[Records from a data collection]
****************************************
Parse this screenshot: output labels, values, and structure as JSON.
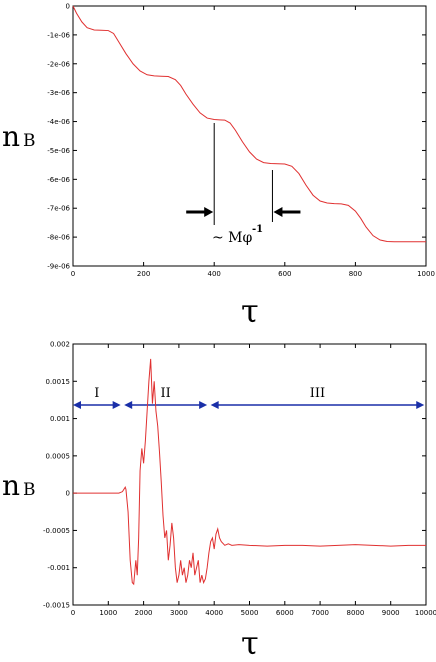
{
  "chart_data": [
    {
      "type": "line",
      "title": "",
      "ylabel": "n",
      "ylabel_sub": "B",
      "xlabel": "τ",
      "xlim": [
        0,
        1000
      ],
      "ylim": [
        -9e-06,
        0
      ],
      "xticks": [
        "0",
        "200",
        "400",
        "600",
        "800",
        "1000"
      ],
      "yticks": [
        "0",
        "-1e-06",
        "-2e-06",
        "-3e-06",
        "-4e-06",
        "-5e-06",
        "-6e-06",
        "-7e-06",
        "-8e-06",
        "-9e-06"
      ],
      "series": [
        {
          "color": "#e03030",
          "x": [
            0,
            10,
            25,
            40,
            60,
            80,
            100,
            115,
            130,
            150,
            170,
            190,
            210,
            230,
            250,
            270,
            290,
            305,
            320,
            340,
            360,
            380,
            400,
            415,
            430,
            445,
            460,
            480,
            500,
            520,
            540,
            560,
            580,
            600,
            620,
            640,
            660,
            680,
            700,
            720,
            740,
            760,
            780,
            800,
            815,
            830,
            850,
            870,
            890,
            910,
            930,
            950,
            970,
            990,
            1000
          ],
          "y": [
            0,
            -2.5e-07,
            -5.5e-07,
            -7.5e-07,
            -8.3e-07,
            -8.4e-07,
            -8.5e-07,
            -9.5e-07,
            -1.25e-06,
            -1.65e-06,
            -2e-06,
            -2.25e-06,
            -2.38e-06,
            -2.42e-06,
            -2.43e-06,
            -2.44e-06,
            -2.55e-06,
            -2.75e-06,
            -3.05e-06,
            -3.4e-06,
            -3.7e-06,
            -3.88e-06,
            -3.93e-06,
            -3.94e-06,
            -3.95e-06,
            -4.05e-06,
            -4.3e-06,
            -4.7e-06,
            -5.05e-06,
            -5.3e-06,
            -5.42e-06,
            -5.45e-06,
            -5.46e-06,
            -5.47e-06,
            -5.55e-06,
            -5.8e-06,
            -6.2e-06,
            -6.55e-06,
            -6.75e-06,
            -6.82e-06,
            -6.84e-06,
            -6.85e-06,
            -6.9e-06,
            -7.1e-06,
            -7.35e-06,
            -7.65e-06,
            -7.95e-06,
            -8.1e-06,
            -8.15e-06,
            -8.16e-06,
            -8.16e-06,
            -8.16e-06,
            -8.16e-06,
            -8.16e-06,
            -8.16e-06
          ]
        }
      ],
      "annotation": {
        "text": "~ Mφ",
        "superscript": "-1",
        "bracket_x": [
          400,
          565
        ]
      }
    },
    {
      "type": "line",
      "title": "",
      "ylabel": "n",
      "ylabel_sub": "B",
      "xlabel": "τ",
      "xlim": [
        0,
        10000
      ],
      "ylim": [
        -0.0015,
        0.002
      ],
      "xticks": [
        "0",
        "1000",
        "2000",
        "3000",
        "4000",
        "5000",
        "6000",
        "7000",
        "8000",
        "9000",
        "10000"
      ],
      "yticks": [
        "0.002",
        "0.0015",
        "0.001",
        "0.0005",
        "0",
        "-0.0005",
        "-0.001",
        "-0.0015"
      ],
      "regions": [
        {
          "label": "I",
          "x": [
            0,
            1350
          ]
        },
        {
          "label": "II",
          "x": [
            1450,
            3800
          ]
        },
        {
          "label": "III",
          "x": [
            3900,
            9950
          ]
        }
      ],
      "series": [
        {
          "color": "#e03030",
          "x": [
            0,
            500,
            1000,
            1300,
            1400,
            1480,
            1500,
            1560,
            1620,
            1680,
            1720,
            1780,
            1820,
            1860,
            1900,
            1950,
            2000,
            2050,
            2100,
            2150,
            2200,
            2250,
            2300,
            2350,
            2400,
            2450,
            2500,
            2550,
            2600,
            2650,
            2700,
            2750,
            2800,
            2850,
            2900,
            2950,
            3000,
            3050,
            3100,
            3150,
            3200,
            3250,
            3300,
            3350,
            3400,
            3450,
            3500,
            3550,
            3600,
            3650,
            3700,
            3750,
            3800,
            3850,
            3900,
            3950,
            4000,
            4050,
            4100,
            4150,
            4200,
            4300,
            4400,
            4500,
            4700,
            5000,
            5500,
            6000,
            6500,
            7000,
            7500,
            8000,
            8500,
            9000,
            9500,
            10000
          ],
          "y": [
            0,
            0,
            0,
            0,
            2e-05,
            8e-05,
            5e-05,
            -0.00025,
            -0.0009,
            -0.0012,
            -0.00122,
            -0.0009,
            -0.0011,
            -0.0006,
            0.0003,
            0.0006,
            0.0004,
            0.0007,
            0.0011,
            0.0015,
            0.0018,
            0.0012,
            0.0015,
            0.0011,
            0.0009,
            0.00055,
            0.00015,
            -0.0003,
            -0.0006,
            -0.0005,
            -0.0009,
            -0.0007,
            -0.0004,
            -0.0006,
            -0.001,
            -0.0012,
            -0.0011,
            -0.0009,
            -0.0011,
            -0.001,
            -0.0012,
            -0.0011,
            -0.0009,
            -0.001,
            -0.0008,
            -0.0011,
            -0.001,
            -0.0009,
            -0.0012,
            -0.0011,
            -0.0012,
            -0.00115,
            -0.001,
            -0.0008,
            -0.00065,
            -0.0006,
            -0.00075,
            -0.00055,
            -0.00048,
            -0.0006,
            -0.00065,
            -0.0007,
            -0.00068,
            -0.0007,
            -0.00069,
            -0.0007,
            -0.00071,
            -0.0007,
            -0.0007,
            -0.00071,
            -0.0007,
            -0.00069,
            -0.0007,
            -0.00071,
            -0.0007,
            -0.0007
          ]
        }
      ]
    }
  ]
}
****************************************
Problem requirements: Copy out each record shown above without alteration, skipping any picture.

Completed task:
Parse this screenshot: output labels, values, and structure as JSON.
{
  "chart_data": [
    {
      "type": "line",
      "title": "",
      "ylabel": "n",
      "ylabel_sub": "B",
      "xlabel": "τ",
      "xlim": [
        0,
        1000
      ],
      "ylim": [
        -9e-06,
        0
      ],
      "xticks": [
        "0",
        "200",
        "400",
        "600",
        "800",
        "1000"
      ],
      "yticks": [
        "0",
        "-1e-06",
        "-2e-06",
        "-3e-06",
        "-4e-06",
        "-5e-06",
        "-6e-06",
        "-7e-06",
        "-8e-06",
        "-9e-06"
      ],
      "series": [
        {
          "color": "#e03030",
          "x": [
            0,
            10,
            25,
            40,
            60,
            80,
            100,
            115,
            130,
            150,
            170,
            190,
            210,
            230,
            250,
            270,
            290,
            305,
            320,
            340,
            360,
            380,
            400,
            415,
            430,
            445,
            460,
            480,
            500,
            520,
            540,
            560,
            580,
            600,
            620,
            640,
            660,
            680,
            700,
            720,
            740,
            760,
            780,
            800,
            815,
            830,
            850,
            870,
            890,
            910,
            930,
            950,
            970,
            990,
            1000
          ],
          "y": [
            0,
            -2.5e-07,
            -5.5e-07,
            -7.5e-07,
            -8.3e-07,
            -8.4e-07,
            -8.5e-07,
            -9.5e-07,
            -1.25e-06,
            -1.65e-06,
            -2e-06,
            -2.25e-06,
            -2.38e-06,
            -2.42e-06,
            -2.43e-06,
            -2.44e-06,
            -2.55e-06,
            -2.75e-06,
            -3.05e-06,
            -3.4e-06,
            -3.7e-06,
            -3.88e-06,
            -3.93e-06,
            -3.94e-06,
            -3.95e-06,
            -4.05e-06,
            -4.3e-06,
            -4.7e-06,
            -5.05e-06,
            -5.3e-06,
            -5.42e-06,
            -5.45e-06,
            -5.46e-06,
            -5.47e-06,
            -5.55e-06,
            -5.8e-06,
            -6.2e-06,
            -6.55e-06,
            -6.75e-06,
            -6.82e-06,
            -6.84e-06,
            -6.85e-06,
            -6.9e-06,
            -7.1e-06,
            -7.35e-06,
            -7.65e-06,
            -7.95e-06,
            -8.1e-06,
            -8.15e-06,
            -8.16e-06,
            -8.16e-06,
            -8.16e-06,
            -8.16e-06,
            -8.16e-06,
            -8.16e-06
          ]
        }
      ],
      "annotation": {
        "text": "~ Mφ",
        "superscript": "-1",
        "bracket_x": [
          400,
          565
        ]
      }
    },
    {
      "type": "line",
      "title": "",
      "ylabel": "n",
      "ylabel_sub": "B",
      "xlabel": "τ",
      "xlim": [
        0,
        10000
      ],
      "ylim": [
        -0.0015,
        0.002
      ],
      "xticks": [
        "0",
        "1000",
        "2000",
        "3000",
        "4000",
        "5000",
        "6000",
        "7000",
        "8000",
        "9000",
        "10000"
      ],
      "yticks": [
        "0.002",
        "0.0015",
        "0.001",
        "0.0005",
        "0",
        "-0.0005",
        "-0.001",
        "-0.0015"
      ],
      "regions": [
        {
          "label": "I",
          "x": [
            0,
            1350
          ]
        },
        {
          "label": "II",
          "x": [
            1450,
            3800
          ]
        },
        {
          "label": "III",
          "x": [
            3900,
            9950
          ]
        }
      ],
      "series": [
        {
          "color": "#e03030",
          "x": [
            0,
            500,
            1000,
            1300,
            1400,
            1480,
            1500,
            1560,
            1620,
            1680,
            1720,
            1780,
            1820,
            1860,
            1900,
            1950,
            2000,
            2050,
            2100,
            2150,
            2200,
            2250,
            2300,
            2350,
            2400,
            2450,
            2500,
            2550,
            2600,
            2650,
            2700,
            2750,
            2800,
            2850,
            2900,
            2950,
            3000,
            3050,
            3100,
            3150,
            3200,
            3250,
            3300,
            3350,
            3400,
            3450,
            3500,
            3550,
            3600,
            3650,
            3700,
            3750,
            3800,
            3850,
            3900,
            3950,
            4000,
            4050,
            4100,
            4150,
            4200,
            4300,
            4400,
            4500,
            4700,
            5000,
            5500,
            6000,
            6500,
            7000,
            7500,
            8000,
            8500,
            9000,
            9500,
            10000
          ],
          "y": [
            0,
            0,
            0,
            0,
            2e-05,
            8e-05,
            5e-05,
            -0.00025,
            -0.0009,
            -0.0012,
            -0.00122,
            -0.0009,
            -0.0011,
            -0.0006,
            0.0003,
            0.0006,
            0.0004,
            0.0007,
            0.0011,
            0.0015,
            0.0018,
            0.0012,
            0.0015,
            0.0011,
            0.0009,
            0.00055,
            0.00015,
            -0.0003,
            -0.0006,
            -0.0005,
            -0.0009,
            -0.0007,
            -0.0004,
            -0.0006,
            -0.001,
            -0.0012,
            -0.0011,
            -0.0009,
            -0.0011,
            -0.001,
            -0.0012,
            -0.0011,
            -0.0009,
            -0.001,
            -0.0008,
            -0.0011,
            -0.001,
            -0.0009,
            -0.0012,
            -0.0011,
            -0.0012,
            -0.00115,
            -0.001,
            -0.0008,
            -0.00065,
            -0.0006,
            -0.00075,
            -0.00055,
            -0.00048,
            -0.0006,
            -0.00065,
            -0.0007,
            -0.00068,
            -0.0007,
            -0.00069,
            -0.0007,
            -0.00071,
            -0.0007,
            -0.0007,
            -0.00071,
            -0.0007,
            -0.00069,
            -0.0007,
            -0.00071,
            -0.0007,
            -0.0007
          ]
        }
      ]
    }
  ]
}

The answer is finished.